-- BEGIN AVAILABLE DATA --
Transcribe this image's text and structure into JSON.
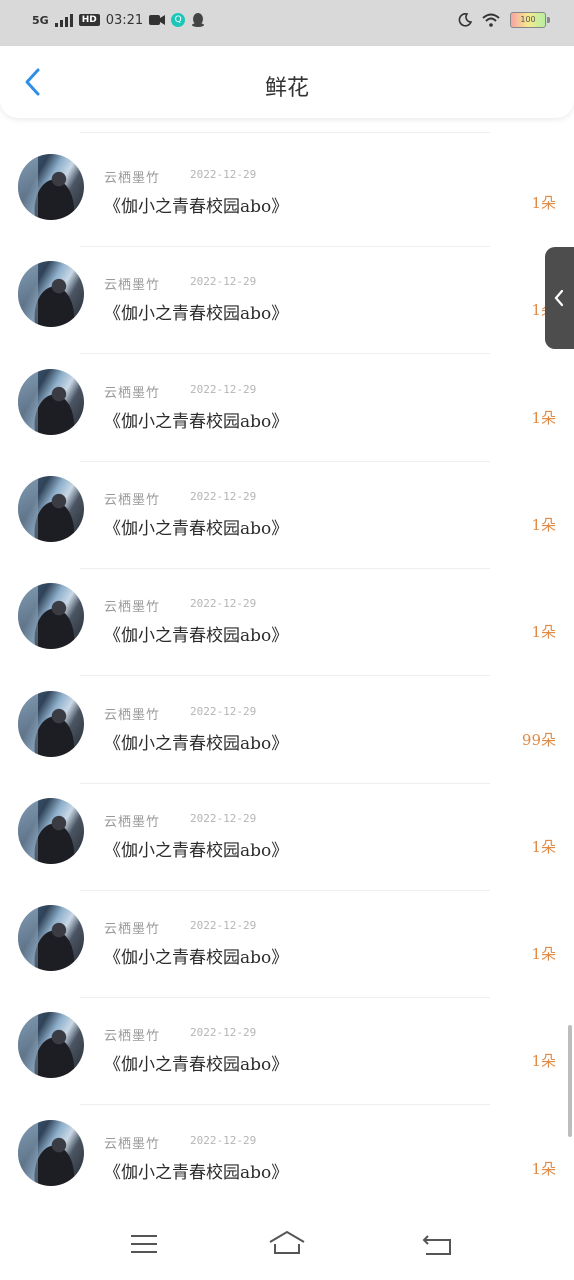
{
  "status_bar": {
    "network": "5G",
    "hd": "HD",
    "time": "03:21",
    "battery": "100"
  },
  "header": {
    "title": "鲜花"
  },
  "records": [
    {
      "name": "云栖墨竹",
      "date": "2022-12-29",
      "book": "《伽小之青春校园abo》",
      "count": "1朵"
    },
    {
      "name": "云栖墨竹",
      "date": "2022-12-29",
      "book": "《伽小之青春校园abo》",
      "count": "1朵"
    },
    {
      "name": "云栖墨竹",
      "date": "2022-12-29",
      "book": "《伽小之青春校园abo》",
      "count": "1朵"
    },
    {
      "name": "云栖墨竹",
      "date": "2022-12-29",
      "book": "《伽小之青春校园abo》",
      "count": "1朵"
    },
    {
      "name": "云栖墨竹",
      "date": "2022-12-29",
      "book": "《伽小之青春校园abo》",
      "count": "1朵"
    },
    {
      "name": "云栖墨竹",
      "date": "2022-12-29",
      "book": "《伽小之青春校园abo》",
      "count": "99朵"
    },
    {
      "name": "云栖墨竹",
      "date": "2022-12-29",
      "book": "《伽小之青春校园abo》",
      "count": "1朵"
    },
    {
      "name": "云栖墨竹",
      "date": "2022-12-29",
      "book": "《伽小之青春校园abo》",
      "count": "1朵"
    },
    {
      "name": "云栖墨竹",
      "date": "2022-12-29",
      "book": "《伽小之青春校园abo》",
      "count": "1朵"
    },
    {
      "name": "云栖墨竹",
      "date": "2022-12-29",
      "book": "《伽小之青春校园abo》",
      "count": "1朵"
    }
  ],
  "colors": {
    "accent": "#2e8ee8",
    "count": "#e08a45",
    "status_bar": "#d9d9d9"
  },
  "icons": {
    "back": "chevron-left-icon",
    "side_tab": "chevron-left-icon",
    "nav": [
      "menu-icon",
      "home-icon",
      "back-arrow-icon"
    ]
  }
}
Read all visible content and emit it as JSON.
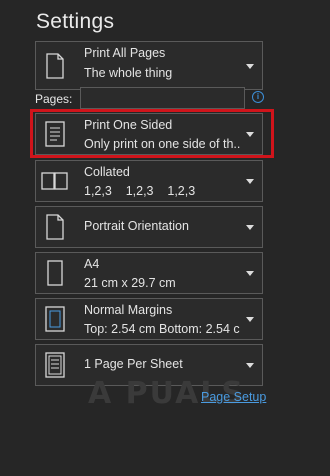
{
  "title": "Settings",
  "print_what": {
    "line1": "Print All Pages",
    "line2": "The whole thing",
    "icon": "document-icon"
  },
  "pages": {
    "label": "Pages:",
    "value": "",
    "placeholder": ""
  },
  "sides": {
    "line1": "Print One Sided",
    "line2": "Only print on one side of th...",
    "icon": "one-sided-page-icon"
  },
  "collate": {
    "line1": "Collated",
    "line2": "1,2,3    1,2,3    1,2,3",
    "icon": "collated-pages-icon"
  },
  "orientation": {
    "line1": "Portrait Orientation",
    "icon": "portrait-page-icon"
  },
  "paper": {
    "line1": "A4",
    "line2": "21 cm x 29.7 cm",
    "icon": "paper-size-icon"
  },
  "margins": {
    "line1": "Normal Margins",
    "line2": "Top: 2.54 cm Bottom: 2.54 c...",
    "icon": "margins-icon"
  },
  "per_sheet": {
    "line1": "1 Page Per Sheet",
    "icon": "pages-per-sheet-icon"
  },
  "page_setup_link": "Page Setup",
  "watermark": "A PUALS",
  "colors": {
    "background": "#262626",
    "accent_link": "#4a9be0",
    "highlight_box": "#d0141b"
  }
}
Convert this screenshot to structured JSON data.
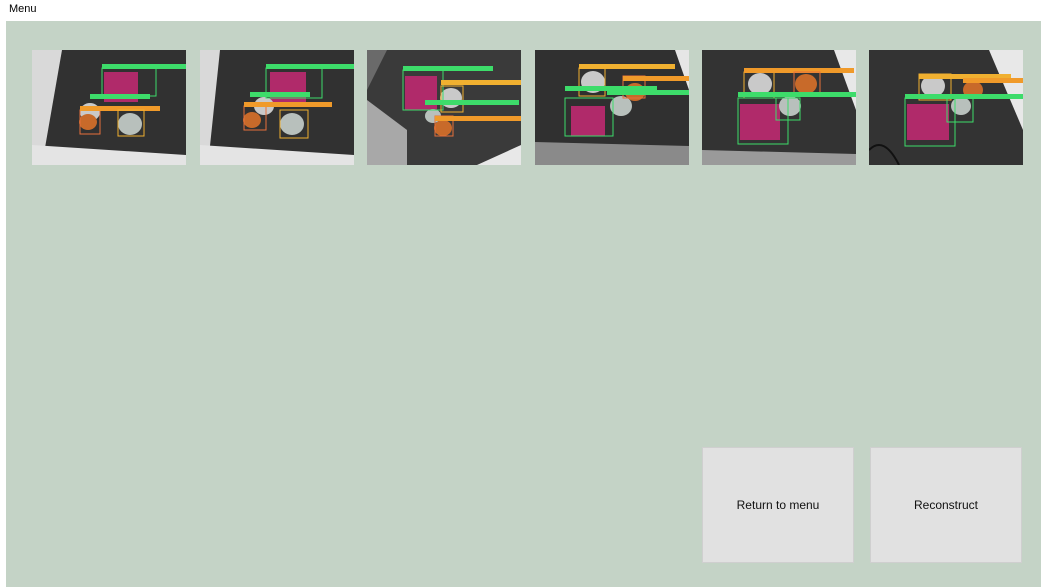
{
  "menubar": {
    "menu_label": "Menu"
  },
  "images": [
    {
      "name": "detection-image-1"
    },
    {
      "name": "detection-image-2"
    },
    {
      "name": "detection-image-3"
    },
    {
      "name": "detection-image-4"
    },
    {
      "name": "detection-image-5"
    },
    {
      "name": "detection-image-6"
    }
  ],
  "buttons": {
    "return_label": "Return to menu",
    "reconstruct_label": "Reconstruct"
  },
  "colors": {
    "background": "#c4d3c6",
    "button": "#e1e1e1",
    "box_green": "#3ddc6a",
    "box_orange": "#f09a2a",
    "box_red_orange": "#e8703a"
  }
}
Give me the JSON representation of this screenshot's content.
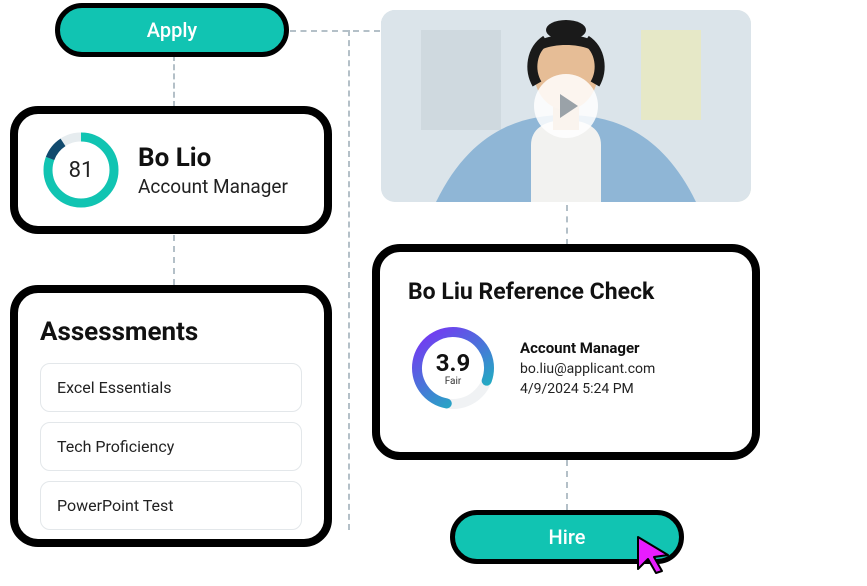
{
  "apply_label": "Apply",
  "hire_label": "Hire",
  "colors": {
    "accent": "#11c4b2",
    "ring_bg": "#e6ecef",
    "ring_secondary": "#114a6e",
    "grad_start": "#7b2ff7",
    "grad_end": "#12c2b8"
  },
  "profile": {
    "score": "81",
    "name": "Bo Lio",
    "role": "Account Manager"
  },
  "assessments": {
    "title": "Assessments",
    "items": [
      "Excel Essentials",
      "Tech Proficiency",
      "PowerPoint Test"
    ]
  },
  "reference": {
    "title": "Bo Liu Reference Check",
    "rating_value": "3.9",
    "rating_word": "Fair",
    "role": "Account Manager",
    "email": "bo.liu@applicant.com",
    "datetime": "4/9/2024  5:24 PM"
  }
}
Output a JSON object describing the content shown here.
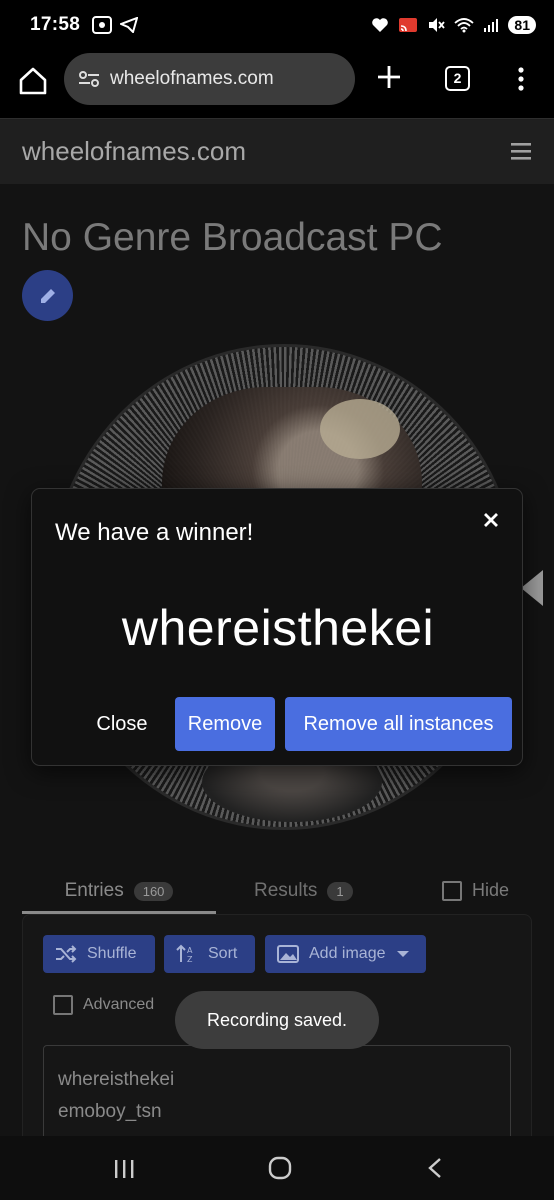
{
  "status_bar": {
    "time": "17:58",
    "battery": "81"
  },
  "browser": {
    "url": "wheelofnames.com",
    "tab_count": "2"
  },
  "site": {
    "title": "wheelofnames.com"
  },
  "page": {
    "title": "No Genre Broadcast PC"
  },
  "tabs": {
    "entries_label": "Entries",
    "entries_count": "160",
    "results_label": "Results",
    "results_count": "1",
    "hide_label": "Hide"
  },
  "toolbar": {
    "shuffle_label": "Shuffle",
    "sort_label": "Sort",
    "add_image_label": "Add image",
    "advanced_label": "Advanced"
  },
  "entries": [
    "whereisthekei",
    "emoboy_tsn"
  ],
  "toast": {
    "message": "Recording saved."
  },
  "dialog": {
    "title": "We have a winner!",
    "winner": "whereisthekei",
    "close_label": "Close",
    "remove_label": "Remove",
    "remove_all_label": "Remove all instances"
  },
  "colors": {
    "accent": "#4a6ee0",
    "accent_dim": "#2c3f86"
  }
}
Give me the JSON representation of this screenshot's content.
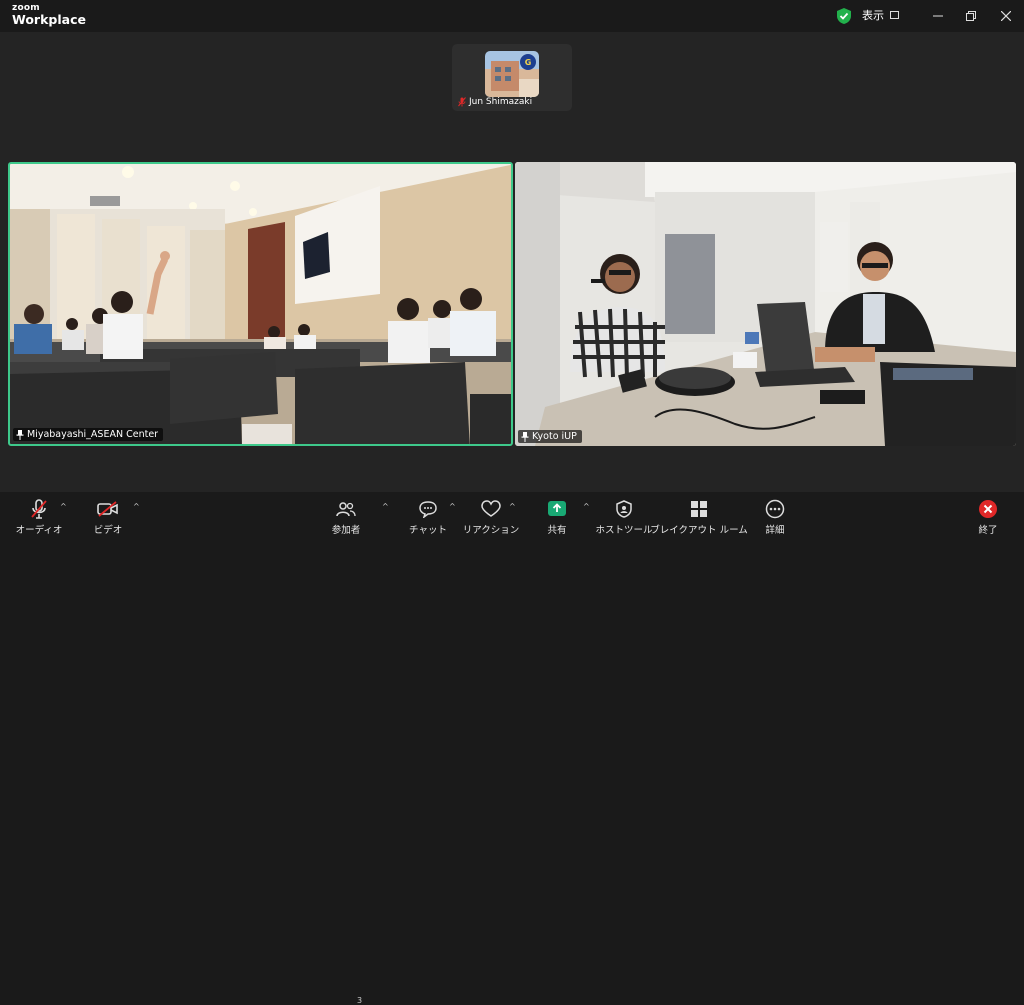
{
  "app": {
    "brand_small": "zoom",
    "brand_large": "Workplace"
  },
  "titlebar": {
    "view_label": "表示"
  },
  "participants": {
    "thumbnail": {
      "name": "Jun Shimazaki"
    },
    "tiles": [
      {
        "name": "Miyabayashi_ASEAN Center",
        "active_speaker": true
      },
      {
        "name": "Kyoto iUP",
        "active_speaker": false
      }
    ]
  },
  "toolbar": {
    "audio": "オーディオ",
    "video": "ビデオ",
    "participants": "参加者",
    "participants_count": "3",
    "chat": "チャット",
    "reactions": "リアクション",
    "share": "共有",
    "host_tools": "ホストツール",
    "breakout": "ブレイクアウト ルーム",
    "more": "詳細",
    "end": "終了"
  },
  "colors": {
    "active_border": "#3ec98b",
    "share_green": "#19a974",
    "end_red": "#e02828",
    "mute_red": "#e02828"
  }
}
-- END AVAILABLE DATA --
PROBLEM DESCRIPTION — Pull out the lines above in which the word "detection" appears.

TASK RESULT —
      "name": "detection-image-1"
      "name": "detection-image-2"
      "name": "detection-image-3"
      "name": "detection-image-4"
      "name": "detection-image-5"
      "name": "detection-image-6"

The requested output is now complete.